* [Work required] Without including any pictures, write out the listing below exactly.
* start Excerpted records *
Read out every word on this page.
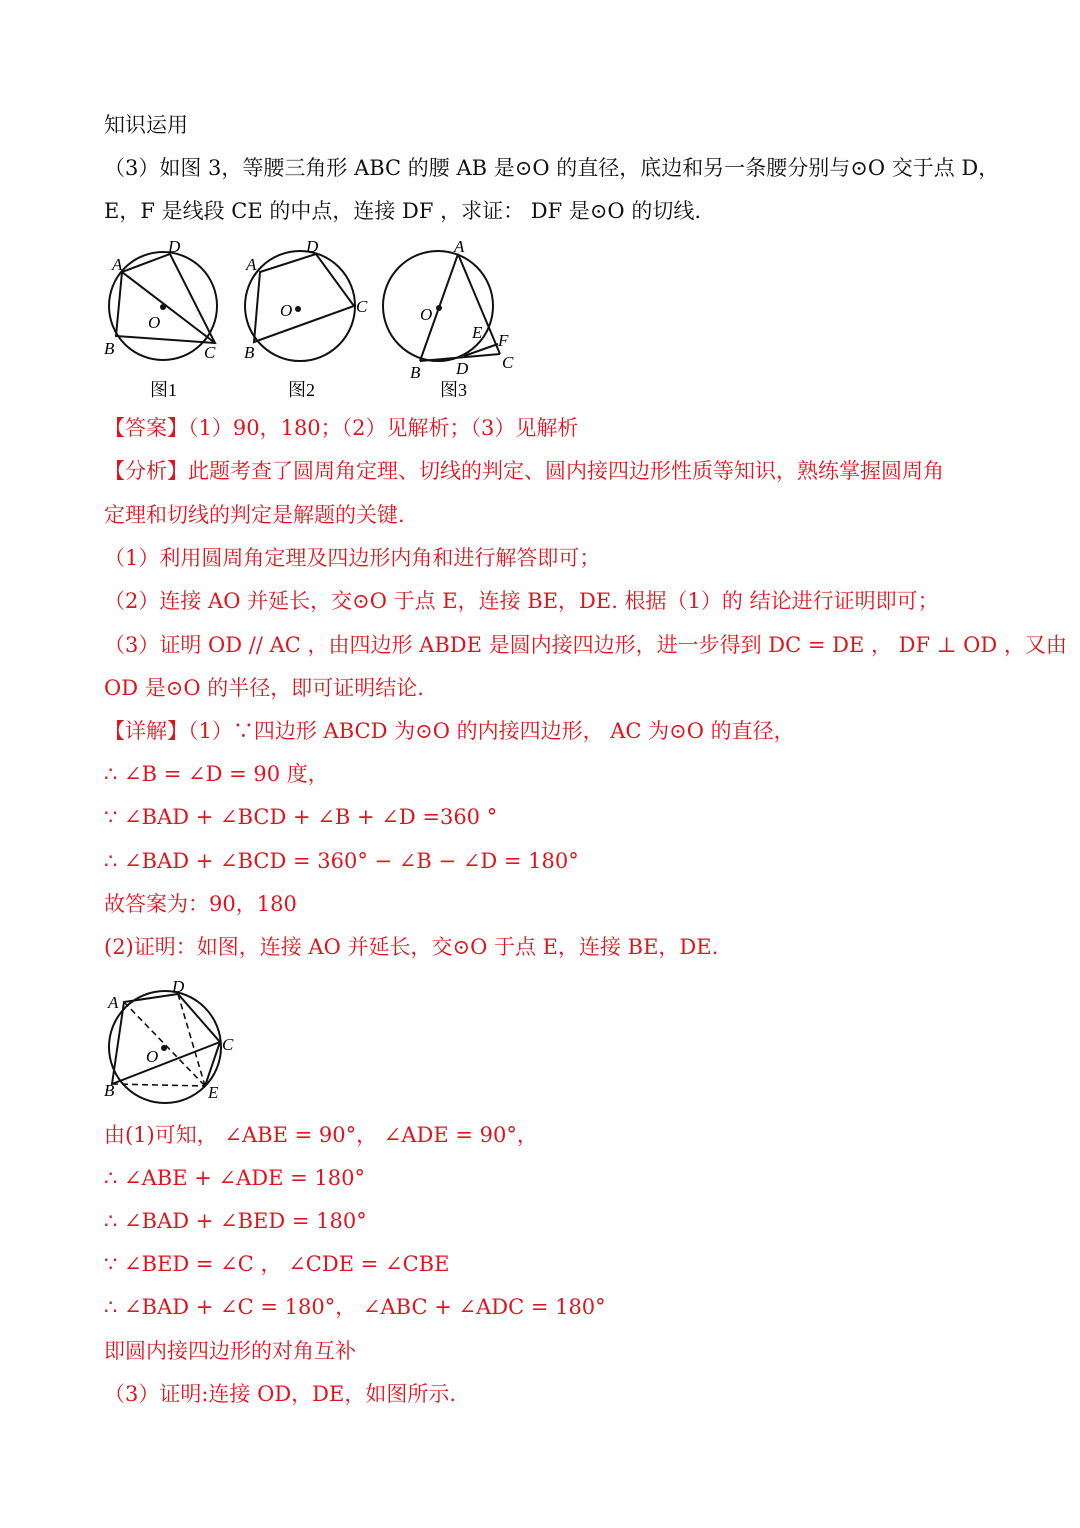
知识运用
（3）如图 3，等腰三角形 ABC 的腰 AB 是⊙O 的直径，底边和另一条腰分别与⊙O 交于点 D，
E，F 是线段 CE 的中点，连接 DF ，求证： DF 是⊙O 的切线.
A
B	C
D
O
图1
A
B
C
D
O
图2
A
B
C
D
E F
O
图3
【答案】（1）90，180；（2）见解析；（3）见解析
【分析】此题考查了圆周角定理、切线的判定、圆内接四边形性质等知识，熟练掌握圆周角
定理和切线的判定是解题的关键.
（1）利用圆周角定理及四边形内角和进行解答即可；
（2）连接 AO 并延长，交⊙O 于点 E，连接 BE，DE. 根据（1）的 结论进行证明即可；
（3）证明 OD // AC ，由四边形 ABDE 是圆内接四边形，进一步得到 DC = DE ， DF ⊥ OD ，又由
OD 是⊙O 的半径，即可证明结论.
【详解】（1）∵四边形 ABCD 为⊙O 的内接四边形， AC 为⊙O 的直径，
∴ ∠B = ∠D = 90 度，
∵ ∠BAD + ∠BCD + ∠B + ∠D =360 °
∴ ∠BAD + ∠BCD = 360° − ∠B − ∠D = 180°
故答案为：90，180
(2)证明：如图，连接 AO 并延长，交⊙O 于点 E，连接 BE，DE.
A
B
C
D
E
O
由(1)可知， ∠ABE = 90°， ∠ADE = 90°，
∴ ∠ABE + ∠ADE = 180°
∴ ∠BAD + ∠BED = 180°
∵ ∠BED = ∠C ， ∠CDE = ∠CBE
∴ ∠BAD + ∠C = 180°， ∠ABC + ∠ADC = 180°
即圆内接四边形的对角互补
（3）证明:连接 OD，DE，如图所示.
* end Excerpted records *
* [Result of the exercise]
Read out every word on this page.
知识运用
（3）如图 3，等腰三角形 ABC 的腰 AB 是⊙O 的直径，底边和另一条腰分别与⊙O 交于点 D，
E，F 是线段 CE 的中点，连接 DF ，求证： DF 是⊙O 的切线.
A
B	C
D
O
图1
A
B
C
D
O
图2
A
B
C
D
E F
O
图3
【答案】（1）90，180；（2）见解析；（3）见解析
【分析】此题考查了圆周角定理、切线的判定、圆内接四边形性质等知识，熟练掌握圆周角
定理和切线的判定是解题的关键.
（1）利用圆周角定理及四边形内角和进行解答即可；
（2）连接 AO 并延长，交⊙O 于点 E，连接 BE，DE. 根据（1）的 结论进行证明即可；
（3）证明 OD // AC ，由四边形 ABDE 是圆内接四边形，进一步得到 DC = DE ， DF ⊥ OD ，又由
OD 是⊙O 的半径，即可证明结论.
【详解】（1）∵四边形 ABCD 为⊙O 的内接四边形， AC 为⊙O 的直径，
∴ ∠B = ∠D = 90 度，
∵ ∠BAD + ∠BCD + ∠B + ∠D =360 °
∴ ∠BAD + ∠BCD = 360° − ∠B − ∠D = 180°
故答案为：90，180
(2)证明：如图，连接 AO 并延长，交⊙O 于点 E，连接 BE，DE.
A
B
C
D
E
O
由(1)可知， ∠ABE = 90°， ∠ADE = 90°，
∴ ∠ABE + ∠ADE = 180°
∴ ∠BAD + ∠BED = 180°
∵ ∠BED = ∠C ， ∠CDE = ∠CBE
∴ ∠BAD + ∠C = 180°， ∠ABC + ∠ADC = 180°
即圆内接四边形的对角互补
（3）证明:连接 OD，DE，如图所示.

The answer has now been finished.